SET TASK 1:
In the extract on the Home Army, what political orientation did the Jewish Military Union have?

The Home Army had already supplied arms to the Jewish Military Union, which was right-wing Zionist in political orientation and founded by Polish army veterans. The Warsaw district of the Home Army also gave a few guns to the Jewish Combat Organization. Following a prearranged plan, some Home Army soldiers tried to breach the walls of the ghetto during the uprising. According to German reports, Poles fought inside the ghetto alongside the Jews. The head of the Polish government in exile called upon Poles “to give help and shelter to those who are being murdered, and at the same time, before humanity, which has for too long been silent, I condemn these crimes.”4 Though Evans believes that the Home Army paid “little attention” to the courageous Jewish resistance, its press releases provided a chronicle of what it called the “Jewish-German war.”5

A little more than a year after the Germans defeated the Jewish fighters, the Home Army tried to liberate Warsaw. Evans blames the Home Army for the destruction of the Polish capital that resulted. Whatever a historian’s personal judgment about the wisdom of such a decision, his job is to clarify the perspective of the people who had to make it. For Evans, the Home Army was “a nationalist organization opposed to the communists.” It was hardly as simple as that. Warsaw for almost five years had been under murderous German occupation, whose pressures were unimaginable in London or Paris. In 1944, the Germans were taking suspect Poles by the thousands, shooting them on the site of the former ghetto, and burning their bodies on pyres. People fled underground, and wanted to act. Meanwhile, the Red Army was coming from the east. Poland had been invaded by both Germany and the Soviet Union in 1939, and now both the Red Army and the Wehrmacht were on Polish territory again.

SET TASK 2:
Reproduce the records from their first line through the line containing "progress-percent: 2% — [69, 788, 95, 807]", both included.

AVAILABLE RECORDS:

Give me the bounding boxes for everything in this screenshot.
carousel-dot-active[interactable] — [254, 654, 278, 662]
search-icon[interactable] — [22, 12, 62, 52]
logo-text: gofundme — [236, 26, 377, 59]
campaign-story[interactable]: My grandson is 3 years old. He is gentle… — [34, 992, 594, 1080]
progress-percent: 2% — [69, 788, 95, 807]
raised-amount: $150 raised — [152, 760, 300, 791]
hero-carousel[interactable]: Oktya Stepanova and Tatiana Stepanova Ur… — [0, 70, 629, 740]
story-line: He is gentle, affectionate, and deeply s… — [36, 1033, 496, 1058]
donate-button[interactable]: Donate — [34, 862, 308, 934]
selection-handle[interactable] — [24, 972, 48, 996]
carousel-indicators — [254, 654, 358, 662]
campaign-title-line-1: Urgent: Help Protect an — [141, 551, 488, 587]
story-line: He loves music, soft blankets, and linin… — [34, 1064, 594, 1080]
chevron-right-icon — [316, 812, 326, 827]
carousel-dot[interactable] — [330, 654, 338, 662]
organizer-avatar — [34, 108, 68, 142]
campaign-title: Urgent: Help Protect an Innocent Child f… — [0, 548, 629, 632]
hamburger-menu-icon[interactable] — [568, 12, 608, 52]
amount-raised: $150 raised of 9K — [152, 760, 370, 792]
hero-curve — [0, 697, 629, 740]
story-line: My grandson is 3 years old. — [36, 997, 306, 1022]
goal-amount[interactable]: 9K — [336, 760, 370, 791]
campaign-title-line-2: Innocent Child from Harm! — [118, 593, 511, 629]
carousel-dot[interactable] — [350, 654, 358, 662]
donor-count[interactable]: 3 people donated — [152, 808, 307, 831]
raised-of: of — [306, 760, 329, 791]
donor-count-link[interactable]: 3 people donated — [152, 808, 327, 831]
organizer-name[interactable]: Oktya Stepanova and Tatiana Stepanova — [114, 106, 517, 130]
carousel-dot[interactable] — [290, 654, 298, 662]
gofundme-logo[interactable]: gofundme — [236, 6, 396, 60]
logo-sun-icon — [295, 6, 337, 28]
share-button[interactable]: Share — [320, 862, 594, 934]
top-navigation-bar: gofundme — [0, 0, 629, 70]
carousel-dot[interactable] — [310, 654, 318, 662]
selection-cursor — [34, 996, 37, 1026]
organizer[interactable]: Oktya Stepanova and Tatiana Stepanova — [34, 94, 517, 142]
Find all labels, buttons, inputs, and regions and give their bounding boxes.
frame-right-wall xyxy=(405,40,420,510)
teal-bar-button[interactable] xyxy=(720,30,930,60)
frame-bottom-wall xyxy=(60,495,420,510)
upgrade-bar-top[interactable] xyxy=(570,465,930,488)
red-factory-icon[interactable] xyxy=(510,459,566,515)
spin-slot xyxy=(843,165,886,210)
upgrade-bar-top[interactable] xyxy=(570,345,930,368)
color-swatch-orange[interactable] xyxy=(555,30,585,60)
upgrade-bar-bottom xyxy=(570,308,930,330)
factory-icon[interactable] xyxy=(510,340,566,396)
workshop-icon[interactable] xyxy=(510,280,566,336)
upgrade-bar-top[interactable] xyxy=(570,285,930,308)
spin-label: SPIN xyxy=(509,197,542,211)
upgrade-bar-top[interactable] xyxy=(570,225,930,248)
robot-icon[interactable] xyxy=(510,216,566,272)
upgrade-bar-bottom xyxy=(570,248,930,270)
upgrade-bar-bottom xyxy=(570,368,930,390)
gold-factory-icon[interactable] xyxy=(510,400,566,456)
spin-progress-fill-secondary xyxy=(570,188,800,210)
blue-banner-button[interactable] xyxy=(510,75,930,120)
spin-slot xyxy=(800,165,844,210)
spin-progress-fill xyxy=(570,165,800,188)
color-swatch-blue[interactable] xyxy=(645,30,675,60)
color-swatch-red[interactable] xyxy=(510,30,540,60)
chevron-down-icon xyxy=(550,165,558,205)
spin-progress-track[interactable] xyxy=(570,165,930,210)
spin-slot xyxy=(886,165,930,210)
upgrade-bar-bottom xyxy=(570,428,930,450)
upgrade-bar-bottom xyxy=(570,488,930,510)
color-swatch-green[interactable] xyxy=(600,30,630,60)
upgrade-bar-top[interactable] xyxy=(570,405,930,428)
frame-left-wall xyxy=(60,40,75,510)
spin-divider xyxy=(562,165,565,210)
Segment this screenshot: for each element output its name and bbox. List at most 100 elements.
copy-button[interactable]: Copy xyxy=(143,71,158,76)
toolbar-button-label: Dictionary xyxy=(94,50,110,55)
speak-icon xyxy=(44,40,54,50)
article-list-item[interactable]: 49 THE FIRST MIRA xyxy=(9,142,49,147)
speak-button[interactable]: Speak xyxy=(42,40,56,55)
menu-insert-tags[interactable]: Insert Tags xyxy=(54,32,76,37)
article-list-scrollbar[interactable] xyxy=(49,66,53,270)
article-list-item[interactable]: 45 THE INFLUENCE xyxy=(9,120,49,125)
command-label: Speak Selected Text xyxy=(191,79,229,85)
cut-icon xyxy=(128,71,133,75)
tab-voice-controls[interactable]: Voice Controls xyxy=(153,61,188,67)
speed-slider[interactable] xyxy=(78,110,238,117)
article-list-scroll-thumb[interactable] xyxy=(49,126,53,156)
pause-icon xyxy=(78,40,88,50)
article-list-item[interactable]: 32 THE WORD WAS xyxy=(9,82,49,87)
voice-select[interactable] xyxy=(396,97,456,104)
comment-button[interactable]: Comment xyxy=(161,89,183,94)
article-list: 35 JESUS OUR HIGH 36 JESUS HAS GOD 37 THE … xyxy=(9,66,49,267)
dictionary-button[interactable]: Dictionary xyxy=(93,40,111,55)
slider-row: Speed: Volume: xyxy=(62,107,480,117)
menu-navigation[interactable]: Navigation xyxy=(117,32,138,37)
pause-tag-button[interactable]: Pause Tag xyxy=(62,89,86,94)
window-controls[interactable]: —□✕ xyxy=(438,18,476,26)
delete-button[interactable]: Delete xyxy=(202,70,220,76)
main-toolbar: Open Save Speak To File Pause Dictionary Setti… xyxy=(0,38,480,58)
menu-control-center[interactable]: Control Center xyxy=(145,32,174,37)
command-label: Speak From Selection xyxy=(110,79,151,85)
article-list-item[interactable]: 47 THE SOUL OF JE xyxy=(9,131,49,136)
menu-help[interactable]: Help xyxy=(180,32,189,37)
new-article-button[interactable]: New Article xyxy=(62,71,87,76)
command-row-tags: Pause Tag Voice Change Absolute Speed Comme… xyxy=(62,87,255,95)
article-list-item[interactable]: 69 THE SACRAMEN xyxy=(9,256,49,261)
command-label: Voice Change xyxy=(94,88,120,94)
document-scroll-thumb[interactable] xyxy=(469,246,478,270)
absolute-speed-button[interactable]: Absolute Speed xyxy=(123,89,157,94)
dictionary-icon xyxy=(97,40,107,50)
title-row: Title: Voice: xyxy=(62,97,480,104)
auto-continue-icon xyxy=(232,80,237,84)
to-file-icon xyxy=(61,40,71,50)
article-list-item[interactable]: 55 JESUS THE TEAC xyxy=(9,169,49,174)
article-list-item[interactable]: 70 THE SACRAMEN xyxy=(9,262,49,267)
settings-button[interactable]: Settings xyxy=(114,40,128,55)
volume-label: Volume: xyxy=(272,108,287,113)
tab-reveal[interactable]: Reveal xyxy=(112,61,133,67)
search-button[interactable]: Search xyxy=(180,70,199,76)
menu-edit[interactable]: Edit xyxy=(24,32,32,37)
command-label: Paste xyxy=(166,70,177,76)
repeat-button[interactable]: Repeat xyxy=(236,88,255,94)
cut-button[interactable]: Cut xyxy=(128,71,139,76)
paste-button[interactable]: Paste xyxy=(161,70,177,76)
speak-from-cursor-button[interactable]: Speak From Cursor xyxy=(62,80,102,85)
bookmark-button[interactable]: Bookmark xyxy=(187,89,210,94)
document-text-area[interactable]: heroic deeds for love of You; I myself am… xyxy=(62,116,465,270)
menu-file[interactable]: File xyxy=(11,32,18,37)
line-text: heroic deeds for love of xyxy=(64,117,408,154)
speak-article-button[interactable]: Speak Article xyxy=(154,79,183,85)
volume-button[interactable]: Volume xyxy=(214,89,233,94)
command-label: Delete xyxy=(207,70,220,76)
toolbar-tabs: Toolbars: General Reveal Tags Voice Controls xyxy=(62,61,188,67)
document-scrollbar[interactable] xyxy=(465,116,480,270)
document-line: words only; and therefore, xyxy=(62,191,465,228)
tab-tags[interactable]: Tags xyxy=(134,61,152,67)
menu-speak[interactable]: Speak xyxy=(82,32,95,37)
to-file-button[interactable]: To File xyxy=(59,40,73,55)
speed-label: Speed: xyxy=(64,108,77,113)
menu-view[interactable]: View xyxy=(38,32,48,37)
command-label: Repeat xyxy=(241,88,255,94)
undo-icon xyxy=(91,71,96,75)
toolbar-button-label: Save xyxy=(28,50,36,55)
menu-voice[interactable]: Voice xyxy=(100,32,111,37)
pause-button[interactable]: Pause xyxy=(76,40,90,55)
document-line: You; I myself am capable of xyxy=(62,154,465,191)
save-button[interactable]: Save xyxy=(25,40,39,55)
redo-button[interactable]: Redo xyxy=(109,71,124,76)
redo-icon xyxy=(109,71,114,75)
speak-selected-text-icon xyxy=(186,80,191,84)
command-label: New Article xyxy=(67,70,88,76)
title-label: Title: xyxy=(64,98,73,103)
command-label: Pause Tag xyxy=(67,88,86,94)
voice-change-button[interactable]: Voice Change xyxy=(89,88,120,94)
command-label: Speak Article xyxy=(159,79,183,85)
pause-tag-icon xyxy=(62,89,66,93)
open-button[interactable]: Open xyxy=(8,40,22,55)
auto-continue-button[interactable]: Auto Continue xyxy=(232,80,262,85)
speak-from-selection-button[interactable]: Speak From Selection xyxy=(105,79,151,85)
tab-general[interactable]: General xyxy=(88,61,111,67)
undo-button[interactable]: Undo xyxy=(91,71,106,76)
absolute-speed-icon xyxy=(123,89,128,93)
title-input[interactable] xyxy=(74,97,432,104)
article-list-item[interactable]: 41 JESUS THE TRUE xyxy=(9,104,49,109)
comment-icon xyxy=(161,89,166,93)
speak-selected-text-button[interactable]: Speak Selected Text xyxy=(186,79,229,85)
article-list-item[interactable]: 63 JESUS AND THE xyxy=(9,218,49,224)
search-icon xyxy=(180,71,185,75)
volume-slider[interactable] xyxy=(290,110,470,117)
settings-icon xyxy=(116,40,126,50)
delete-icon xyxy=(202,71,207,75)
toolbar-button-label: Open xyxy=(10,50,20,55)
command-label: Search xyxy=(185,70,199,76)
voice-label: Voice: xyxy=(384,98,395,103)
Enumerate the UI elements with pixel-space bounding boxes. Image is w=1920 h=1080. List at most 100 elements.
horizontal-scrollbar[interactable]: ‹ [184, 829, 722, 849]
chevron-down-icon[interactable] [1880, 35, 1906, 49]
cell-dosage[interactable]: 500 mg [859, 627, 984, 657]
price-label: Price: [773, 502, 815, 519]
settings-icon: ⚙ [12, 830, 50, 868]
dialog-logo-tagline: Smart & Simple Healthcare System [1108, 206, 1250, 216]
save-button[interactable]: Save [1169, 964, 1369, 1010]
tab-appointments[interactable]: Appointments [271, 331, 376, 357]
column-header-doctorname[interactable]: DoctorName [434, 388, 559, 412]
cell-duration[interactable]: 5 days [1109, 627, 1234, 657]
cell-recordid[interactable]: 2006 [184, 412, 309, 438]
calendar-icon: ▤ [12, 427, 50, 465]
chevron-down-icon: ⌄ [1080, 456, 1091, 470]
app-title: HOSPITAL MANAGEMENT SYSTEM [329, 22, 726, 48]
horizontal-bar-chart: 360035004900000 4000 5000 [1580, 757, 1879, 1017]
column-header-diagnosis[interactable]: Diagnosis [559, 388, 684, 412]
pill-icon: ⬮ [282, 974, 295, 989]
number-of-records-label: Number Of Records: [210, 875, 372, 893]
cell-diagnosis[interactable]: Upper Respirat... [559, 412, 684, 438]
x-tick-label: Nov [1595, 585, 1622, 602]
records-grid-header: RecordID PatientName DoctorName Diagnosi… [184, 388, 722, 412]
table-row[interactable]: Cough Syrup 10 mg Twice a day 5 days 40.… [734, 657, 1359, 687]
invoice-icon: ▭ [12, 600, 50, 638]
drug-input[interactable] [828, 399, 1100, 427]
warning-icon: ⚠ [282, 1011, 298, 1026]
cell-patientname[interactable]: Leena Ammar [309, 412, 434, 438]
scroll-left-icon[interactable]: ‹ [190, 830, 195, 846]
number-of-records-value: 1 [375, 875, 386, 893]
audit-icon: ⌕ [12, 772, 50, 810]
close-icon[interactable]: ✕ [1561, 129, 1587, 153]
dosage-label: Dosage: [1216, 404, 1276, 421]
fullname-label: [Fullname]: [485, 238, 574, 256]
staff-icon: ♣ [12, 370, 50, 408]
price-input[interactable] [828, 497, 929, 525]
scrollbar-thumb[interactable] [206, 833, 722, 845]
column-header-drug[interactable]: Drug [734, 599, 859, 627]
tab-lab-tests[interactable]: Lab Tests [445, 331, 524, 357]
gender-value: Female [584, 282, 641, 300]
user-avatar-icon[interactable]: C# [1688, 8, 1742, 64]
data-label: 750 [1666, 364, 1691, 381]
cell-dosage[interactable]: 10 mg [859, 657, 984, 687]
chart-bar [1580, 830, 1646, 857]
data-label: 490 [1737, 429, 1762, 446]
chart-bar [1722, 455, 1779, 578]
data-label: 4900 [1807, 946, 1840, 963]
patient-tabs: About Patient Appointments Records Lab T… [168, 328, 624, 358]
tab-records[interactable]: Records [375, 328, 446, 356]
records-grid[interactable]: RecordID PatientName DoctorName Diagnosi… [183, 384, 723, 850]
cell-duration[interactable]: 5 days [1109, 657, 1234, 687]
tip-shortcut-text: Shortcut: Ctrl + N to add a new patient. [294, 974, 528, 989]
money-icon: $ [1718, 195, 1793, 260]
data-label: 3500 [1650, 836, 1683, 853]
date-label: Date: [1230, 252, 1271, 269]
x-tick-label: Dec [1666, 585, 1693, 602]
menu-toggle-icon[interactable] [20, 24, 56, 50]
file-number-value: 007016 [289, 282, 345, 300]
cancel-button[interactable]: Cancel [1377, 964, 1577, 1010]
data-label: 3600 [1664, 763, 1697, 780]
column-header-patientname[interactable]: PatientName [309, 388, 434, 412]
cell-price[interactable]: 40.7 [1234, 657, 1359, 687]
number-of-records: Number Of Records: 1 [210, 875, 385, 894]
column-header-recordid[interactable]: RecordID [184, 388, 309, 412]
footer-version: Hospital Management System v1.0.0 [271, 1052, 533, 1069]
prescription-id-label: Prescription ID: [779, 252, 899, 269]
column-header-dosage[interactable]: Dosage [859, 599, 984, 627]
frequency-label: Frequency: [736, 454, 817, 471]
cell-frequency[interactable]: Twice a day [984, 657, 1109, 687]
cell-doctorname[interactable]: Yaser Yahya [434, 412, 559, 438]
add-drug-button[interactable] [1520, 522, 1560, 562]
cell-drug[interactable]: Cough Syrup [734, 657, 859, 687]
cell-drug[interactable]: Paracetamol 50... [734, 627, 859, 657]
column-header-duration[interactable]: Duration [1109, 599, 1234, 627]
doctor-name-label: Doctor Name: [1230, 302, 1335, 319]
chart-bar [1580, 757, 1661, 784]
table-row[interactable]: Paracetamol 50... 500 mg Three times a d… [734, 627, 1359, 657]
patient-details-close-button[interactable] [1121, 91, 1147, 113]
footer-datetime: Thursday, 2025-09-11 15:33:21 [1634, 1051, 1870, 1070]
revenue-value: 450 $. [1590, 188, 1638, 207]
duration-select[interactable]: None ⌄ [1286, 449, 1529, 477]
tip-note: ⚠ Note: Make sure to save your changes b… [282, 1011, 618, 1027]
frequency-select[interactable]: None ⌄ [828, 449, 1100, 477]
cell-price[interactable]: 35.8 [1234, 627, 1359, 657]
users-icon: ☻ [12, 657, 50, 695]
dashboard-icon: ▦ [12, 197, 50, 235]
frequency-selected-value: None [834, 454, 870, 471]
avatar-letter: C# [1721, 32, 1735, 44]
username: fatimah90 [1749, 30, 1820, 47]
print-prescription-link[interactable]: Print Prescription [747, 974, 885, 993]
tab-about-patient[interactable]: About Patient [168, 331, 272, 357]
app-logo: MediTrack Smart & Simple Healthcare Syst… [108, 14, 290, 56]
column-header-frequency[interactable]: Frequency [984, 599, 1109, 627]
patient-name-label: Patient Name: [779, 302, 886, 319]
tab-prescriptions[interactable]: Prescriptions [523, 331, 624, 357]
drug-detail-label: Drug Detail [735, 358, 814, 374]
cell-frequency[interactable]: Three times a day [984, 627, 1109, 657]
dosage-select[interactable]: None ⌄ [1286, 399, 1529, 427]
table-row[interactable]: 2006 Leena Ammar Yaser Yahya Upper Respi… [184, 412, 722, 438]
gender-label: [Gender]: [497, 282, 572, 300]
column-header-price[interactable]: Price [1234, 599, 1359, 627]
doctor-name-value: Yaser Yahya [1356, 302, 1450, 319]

CORRECT OUTPUT 1:
Right-wing Zionist.

CORRECT OUTPUT 2:
Give me the bounding boxes for everything in this screenshot.
carousel-dot-active[interactable] — [254, 654, 278, 662]
search-icon[interactable] — [22, 12, 62, 52]
logo-text: gofundme — [236, 26, 377, 59]
campaign-story[interactable]: My grandson is 3 years old. He is gentle… — [34, 992, 594, 1080]
progress-percent: 2% — [69, 788, 95, 807]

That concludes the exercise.